→ **Given task**
Copy each line containing the word "Crypt" from the records that follow, please.

→ **Supplied records**

====

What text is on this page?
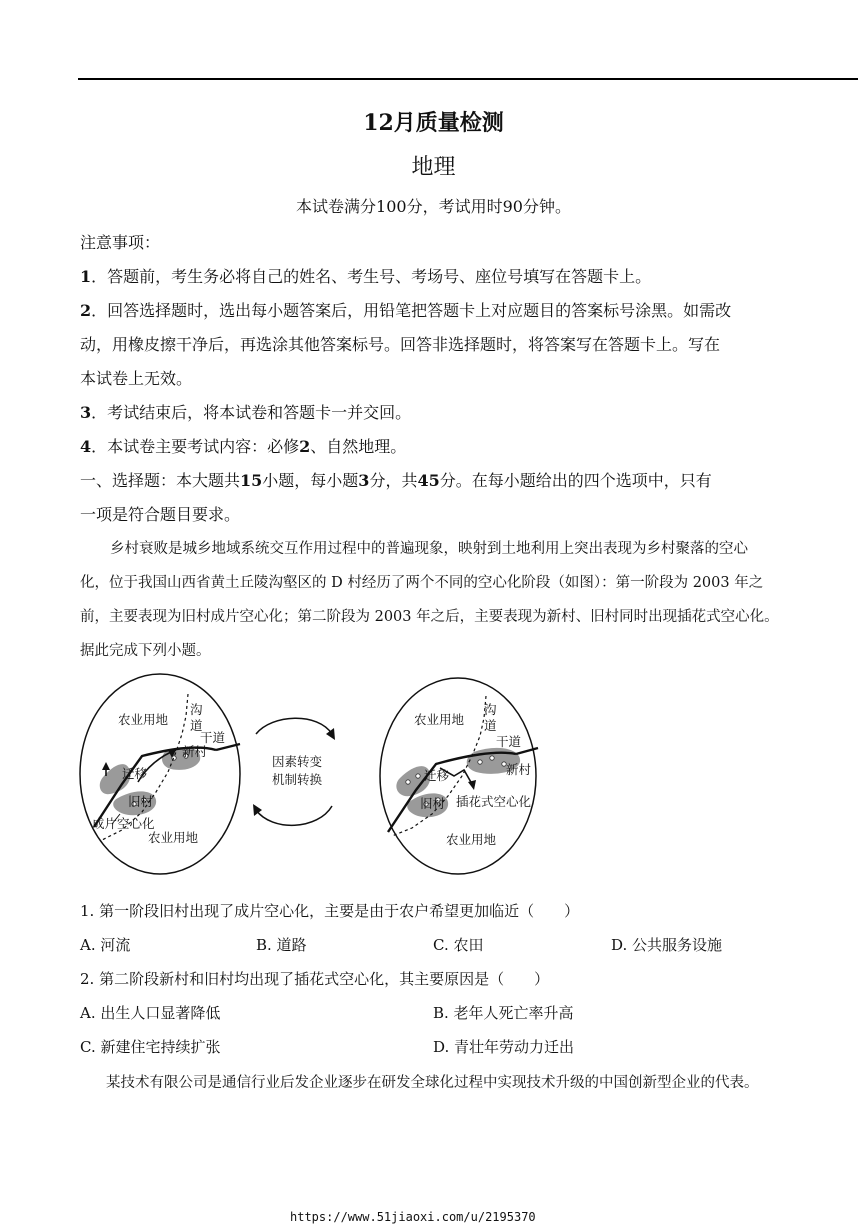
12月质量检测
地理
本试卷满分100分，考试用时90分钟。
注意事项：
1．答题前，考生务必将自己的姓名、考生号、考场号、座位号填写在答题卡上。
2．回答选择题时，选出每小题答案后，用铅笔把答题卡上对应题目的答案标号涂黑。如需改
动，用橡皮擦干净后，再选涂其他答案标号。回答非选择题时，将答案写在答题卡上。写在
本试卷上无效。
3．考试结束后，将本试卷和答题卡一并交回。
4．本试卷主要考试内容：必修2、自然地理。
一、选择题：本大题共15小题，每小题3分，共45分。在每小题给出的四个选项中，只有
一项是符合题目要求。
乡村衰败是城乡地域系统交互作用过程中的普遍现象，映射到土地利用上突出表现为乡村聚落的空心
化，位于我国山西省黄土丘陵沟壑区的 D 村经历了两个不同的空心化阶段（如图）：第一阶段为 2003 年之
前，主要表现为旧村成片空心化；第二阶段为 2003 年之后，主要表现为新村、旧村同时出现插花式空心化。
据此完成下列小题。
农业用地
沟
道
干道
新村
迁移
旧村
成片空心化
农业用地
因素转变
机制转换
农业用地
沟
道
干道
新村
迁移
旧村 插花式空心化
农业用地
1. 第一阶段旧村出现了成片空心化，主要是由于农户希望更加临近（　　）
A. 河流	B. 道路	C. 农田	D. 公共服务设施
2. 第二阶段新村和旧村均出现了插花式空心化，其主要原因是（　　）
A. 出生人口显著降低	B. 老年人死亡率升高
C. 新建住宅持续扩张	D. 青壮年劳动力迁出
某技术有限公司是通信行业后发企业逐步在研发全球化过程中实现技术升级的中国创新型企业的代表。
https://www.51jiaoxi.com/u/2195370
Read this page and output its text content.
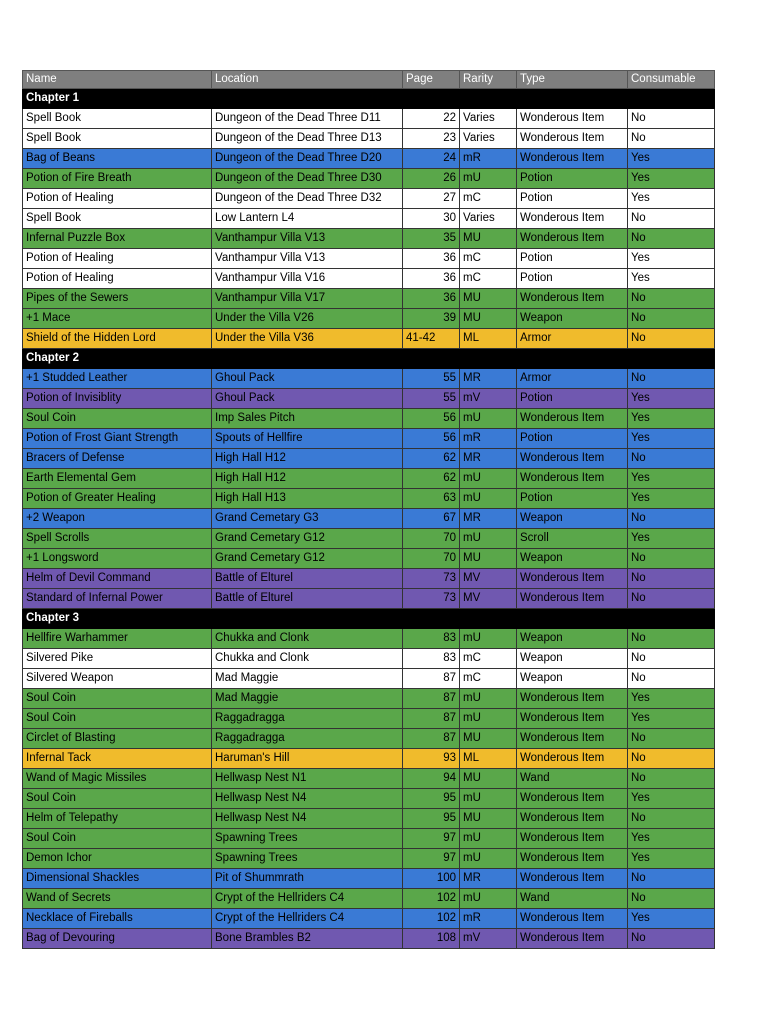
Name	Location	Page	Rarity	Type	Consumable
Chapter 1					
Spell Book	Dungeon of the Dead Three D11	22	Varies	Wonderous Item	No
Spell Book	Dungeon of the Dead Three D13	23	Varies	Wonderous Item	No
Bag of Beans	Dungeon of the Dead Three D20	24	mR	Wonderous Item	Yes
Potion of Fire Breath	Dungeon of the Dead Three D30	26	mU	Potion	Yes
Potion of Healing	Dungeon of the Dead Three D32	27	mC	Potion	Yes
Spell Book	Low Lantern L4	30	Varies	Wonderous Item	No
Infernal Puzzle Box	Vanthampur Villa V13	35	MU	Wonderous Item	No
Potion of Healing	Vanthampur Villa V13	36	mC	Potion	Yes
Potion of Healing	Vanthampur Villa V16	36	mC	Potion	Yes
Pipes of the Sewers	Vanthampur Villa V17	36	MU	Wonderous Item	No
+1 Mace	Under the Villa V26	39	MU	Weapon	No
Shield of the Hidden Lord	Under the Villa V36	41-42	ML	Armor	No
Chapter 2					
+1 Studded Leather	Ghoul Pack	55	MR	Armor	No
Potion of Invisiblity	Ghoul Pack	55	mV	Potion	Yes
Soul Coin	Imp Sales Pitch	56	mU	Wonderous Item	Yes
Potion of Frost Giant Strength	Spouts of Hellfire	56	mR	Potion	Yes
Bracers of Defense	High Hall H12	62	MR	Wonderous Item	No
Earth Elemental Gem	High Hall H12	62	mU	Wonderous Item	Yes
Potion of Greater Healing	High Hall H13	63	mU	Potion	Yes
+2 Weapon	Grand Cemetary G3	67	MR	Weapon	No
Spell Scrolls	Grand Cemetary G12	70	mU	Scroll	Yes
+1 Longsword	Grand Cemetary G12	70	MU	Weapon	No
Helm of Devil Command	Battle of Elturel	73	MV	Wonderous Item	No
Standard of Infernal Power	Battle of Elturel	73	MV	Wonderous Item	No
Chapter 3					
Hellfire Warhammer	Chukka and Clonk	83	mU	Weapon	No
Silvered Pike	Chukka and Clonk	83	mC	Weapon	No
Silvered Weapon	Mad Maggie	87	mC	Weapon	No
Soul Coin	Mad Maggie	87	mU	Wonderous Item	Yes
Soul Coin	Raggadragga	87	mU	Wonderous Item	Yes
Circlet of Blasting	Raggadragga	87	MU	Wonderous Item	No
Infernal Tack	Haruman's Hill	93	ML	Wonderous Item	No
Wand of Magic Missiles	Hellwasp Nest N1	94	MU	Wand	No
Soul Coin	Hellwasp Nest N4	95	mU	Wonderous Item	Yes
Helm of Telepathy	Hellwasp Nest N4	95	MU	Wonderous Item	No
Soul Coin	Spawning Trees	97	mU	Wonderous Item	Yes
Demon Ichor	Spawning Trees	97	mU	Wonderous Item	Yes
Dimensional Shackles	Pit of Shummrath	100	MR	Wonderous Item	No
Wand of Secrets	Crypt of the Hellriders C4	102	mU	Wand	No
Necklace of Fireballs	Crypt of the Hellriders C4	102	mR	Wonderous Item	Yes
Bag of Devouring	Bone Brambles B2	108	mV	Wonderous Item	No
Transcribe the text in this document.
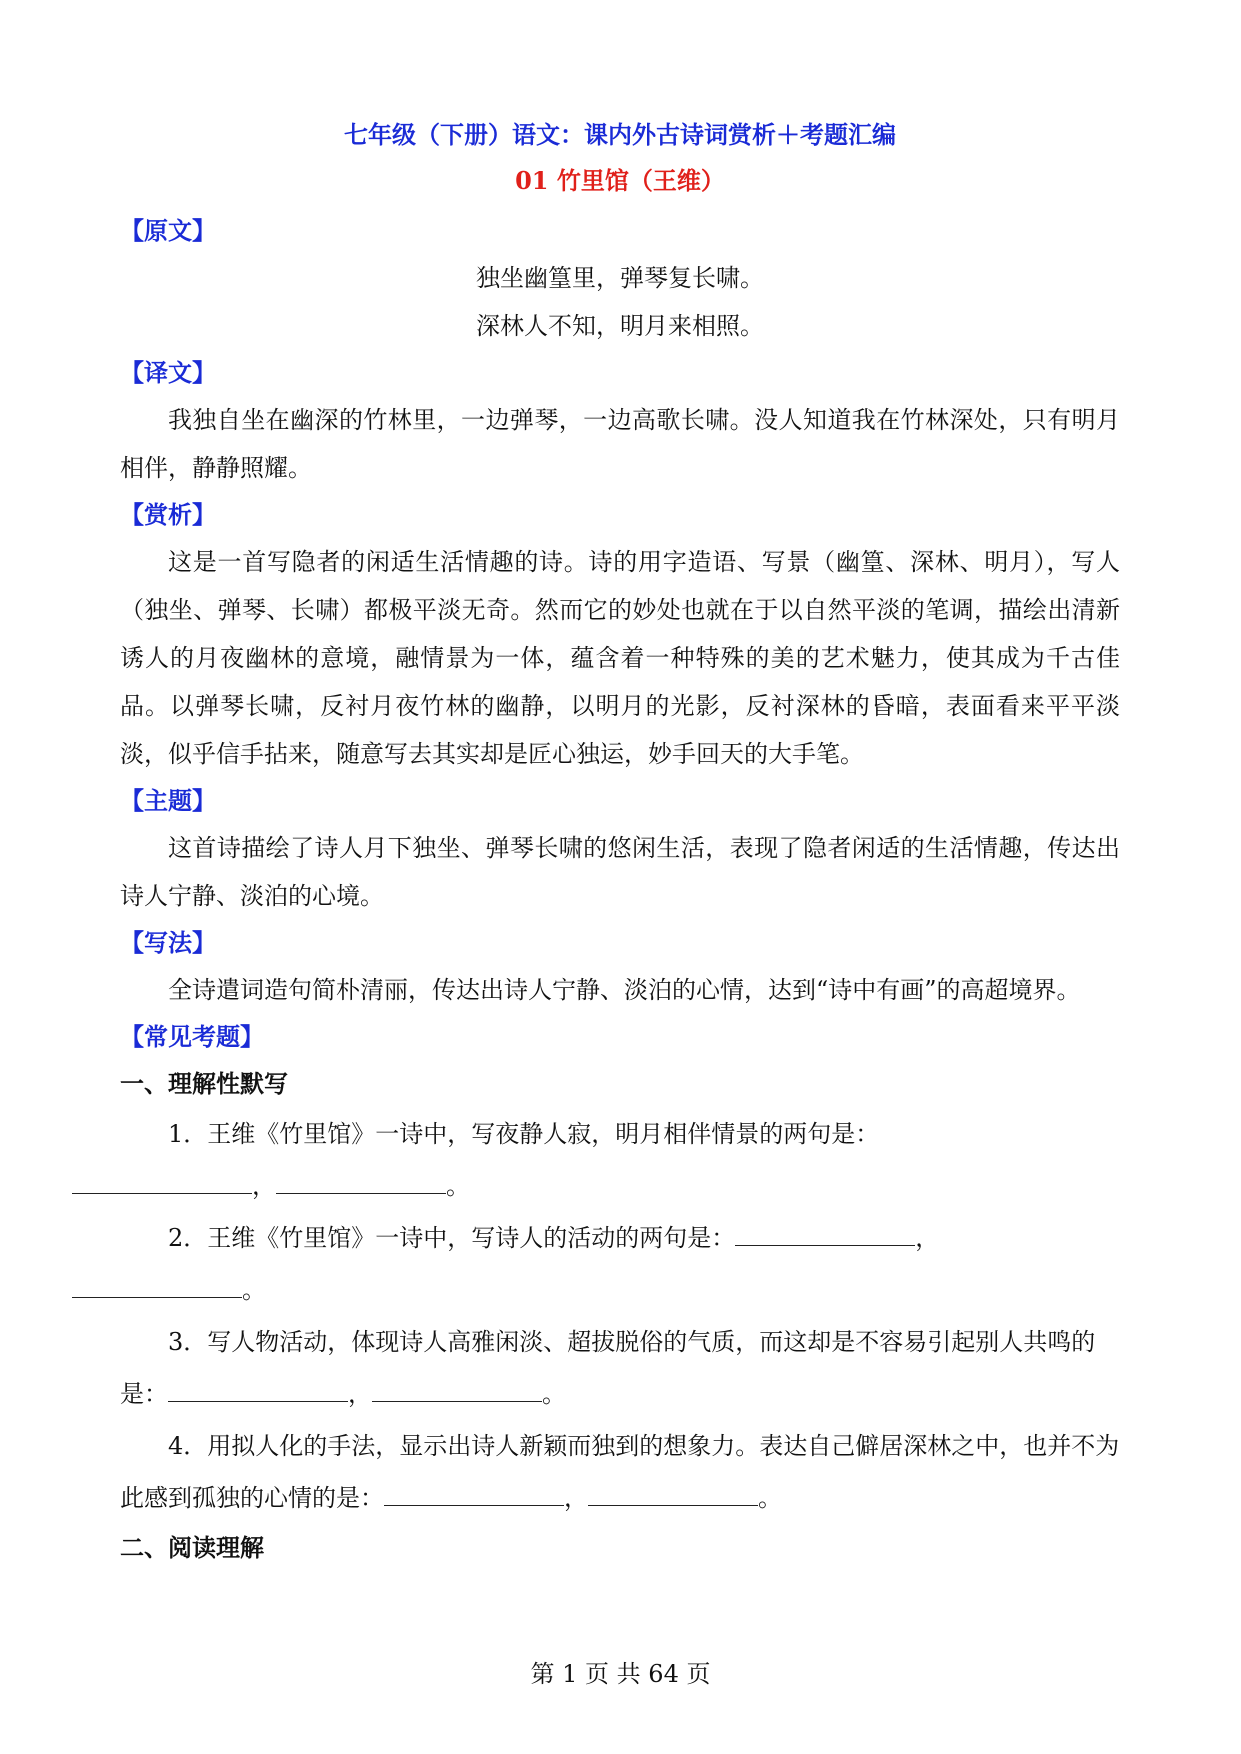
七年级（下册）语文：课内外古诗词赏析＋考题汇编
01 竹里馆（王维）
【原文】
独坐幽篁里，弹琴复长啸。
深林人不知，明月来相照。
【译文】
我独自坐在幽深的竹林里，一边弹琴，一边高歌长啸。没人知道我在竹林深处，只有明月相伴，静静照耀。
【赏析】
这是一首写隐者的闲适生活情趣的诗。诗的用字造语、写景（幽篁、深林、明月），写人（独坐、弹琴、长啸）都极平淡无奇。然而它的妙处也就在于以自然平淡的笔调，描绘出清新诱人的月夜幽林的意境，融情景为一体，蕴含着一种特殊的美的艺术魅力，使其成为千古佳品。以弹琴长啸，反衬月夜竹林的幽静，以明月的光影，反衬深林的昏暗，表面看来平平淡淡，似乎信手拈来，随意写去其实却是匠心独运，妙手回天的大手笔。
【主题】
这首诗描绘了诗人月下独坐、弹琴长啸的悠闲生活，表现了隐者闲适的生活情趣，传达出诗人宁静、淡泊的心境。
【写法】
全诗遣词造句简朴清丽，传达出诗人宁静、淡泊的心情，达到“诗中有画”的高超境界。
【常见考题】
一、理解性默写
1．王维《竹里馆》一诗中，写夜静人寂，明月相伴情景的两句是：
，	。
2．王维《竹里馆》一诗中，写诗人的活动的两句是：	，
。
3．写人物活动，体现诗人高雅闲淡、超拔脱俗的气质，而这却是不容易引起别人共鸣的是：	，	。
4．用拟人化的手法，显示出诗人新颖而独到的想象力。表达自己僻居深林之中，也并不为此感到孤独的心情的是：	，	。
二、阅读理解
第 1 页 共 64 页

====

→ **Result for this exercise**
Wand of Secrets	Crypt of the Hellriders C4	102	mU	Wand	No
Necklace of Fireballs	Crypt of the Hellriders C4	102	mR	Wonderous Item	Yes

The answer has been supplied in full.